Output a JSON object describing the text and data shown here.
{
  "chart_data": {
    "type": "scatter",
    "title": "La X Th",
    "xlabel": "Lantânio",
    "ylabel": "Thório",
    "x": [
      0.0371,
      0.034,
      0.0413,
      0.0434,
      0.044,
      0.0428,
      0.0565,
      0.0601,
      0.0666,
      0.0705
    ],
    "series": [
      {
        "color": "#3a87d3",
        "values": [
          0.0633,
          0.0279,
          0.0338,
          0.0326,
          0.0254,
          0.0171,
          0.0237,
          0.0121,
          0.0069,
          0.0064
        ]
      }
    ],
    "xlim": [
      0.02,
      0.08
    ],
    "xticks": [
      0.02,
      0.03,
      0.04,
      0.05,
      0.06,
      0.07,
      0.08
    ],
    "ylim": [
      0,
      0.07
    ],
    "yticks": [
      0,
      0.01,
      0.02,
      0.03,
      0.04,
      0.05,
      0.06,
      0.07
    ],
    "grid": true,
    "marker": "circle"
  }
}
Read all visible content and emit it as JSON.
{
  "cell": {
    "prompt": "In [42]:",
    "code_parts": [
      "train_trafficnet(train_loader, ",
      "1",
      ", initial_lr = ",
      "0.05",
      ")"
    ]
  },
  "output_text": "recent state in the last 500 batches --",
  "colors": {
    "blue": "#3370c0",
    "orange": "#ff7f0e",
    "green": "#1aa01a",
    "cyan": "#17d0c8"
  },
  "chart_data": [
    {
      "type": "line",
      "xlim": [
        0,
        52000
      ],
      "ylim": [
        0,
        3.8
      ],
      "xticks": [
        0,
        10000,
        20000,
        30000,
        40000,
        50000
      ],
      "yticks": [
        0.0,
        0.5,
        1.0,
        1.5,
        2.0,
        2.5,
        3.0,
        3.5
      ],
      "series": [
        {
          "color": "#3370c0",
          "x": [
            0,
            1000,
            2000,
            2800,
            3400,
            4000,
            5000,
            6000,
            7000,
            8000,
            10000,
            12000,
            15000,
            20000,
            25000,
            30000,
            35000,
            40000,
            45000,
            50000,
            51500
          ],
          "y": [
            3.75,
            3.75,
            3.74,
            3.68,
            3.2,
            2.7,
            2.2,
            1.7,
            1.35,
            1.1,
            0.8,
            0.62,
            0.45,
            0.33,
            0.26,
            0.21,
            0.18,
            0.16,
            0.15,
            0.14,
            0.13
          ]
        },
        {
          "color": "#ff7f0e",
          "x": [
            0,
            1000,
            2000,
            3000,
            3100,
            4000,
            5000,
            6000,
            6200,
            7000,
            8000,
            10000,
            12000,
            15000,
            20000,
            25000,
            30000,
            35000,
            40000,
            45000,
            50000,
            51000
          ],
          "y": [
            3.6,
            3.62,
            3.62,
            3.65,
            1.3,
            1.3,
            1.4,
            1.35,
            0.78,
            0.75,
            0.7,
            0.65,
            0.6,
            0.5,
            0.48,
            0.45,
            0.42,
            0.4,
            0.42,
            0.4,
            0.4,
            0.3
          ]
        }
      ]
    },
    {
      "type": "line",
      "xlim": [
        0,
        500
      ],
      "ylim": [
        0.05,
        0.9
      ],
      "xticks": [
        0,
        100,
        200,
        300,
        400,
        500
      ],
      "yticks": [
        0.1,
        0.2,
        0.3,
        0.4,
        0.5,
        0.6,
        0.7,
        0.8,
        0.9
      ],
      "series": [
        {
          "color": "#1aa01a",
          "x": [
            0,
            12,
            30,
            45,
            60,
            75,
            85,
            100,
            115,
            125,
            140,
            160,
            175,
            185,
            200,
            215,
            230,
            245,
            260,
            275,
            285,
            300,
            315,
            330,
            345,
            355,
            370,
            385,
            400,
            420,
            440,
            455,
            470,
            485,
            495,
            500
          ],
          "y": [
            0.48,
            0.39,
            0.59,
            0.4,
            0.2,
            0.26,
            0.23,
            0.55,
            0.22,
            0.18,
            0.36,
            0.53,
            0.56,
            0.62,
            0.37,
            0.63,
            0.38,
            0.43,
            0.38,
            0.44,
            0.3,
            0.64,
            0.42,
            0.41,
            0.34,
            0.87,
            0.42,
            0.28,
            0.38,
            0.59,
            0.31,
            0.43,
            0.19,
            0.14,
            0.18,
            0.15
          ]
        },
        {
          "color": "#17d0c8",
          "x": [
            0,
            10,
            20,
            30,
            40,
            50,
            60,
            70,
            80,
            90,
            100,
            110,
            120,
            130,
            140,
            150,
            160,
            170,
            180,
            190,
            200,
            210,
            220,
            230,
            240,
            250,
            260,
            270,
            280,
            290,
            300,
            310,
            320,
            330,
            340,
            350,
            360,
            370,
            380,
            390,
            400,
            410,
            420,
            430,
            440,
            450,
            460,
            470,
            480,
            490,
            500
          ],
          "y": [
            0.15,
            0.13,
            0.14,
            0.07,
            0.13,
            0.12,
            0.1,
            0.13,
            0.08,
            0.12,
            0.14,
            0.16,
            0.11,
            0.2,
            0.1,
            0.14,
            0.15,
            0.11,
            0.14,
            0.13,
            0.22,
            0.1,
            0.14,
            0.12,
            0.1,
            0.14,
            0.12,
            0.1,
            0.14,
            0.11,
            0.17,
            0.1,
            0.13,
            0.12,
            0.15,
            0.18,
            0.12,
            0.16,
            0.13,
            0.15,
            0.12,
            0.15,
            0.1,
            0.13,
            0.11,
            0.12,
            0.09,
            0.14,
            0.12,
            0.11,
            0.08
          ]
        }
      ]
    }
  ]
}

■ ■ ■ ■

→ **Directions**
Going through the entries above, tally each line that has the word "JSON". Answer with the number only.

→ **Task result**
2